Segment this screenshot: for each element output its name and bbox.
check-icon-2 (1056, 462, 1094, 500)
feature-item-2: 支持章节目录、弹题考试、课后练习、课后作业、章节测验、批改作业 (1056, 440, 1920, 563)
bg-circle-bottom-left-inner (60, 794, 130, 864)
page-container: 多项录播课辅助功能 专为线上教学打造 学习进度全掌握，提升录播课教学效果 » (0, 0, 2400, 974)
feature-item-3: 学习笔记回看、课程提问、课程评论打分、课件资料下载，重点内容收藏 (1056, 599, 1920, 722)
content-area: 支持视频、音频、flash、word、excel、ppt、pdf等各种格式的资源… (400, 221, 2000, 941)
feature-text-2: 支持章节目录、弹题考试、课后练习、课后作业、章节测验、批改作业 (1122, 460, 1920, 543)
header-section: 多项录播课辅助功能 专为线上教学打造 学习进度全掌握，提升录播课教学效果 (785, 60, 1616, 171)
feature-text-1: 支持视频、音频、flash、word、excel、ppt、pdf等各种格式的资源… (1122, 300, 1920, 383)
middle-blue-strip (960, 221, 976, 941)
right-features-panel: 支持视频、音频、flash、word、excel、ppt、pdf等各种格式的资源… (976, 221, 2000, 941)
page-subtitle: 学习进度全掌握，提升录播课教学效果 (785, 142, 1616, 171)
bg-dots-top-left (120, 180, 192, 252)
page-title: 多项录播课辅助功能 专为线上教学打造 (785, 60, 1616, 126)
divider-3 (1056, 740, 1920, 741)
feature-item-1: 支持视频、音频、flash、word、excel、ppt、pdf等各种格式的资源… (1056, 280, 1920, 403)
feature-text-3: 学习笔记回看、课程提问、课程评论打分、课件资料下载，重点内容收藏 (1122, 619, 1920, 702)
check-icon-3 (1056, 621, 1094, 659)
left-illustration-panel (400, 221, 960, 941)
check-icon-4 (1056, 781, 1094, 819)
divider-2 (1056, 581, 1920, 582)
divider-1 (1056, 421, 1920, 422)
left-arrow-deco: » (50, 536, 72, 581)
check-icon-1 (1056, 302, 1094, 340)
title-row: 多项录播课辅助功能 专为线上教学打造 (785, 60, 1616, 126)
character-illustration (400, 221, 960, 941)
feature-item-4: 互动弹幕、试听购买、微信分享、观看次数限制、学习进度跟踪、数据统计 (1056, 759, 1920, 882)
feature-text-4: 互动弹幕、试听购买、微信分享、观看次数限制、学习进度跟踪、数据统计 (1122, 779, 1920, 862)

+++

Reproduce every line of the entry above word for word, from its first line to its last.

### Solved exercise
Segment this screenshot: for each element output its name and bbox.
check-icon-2 (1056, 462, 1094, 500)
feature-item-2: 支持章节目录、弹题考试、课后练习、课后作业、章节测验、批改作业 (1056, 440, 1920, 563)
bg-circle-bottom-left-inner (60, 794, 130, 864)
page-container: 多项录播课辅助功能 专为线上教学打造 学习进度全掌握，提升录播课教学效果 » (0, 0, 2400, 974)
feature-item-3: 学习笔记回看、课程提问、课程评论打分、课件资料下载，重点内容收藏 (1056, 599, 1920, 722)
content-area: 支持视频、音频、flash、word、excel、ppt、pdf等各种格式的资源… (400, 221, 2000, 941)
feature-text-2: 支持章节目录、弹题考试、课后练习、课后作业、章节测验、批改作业 (1122, 460, 1920, 543)
header-section: 多项录播课辅助功能 专为线上教学打造 学习进度全掌握，提升录播课教学效果 (785, 60, 1616, 171)
feature-text-1: 支持视频、音频、flash、word、excel、ppt、pdf等各种格式的资源… (1122, 300, 1920, 383)
middle-blue-strip (960, 221, 976, 941)
right-features-panel: 支持视频、音频、flash、word、excel、ppt、pdf等各种格式的资源… (976, 221, 2000, 941)
page-subtitle: 学习进度全掌握，提升录播课教学效果 (785, 142, 1616, 171)
bg-dots-top-left (120, 180, 192, 252)
page-title: 多项录播课辅助功能 专为线上教学打造 (785, 60, 1616, 126)
divider-3 (1056, 740, 1920, 741)
feature-item-1: 支持视频、音频、flash、word、excel、ppt、pdf等各种格式的资源… (1056, 280, 1920, 403)
feature-text-3: 学习笔记回看、课程提问、课程评论打分、课件资料下载，重点内容收藏 (1122, 619, 1920, 702)
check-icon-3 (1056, 621, 1094, 659)
left-illustration-panel (400, 221, 960, 941)
check-icon-4 (1056, 781, 1094, 819)
divider-2 (1056, 581, 1920, 582)
divider-1 (1056, 421, 1920, 422)
left-arrow-deco: » (50, 536, 72, 581)
check-icon-1 (1056, 302, 1094, 340)
title-row: 多项录播课辅助功能 专为线上教学打造 (785, 60, 1616, 126)
character-illustration (400, 221, 960, 941)
feature-item-4: 互动弹幕、试听购买、微信分享、观看次数限制、学习进度跟踪、数据统计 (1056, 759, 1920, 882)
feature-text-4: 互动弹幕、试听购买、微信分享、观看次数限制、学习进度跟踪、数据统计 (1122, 779, 1920, 862)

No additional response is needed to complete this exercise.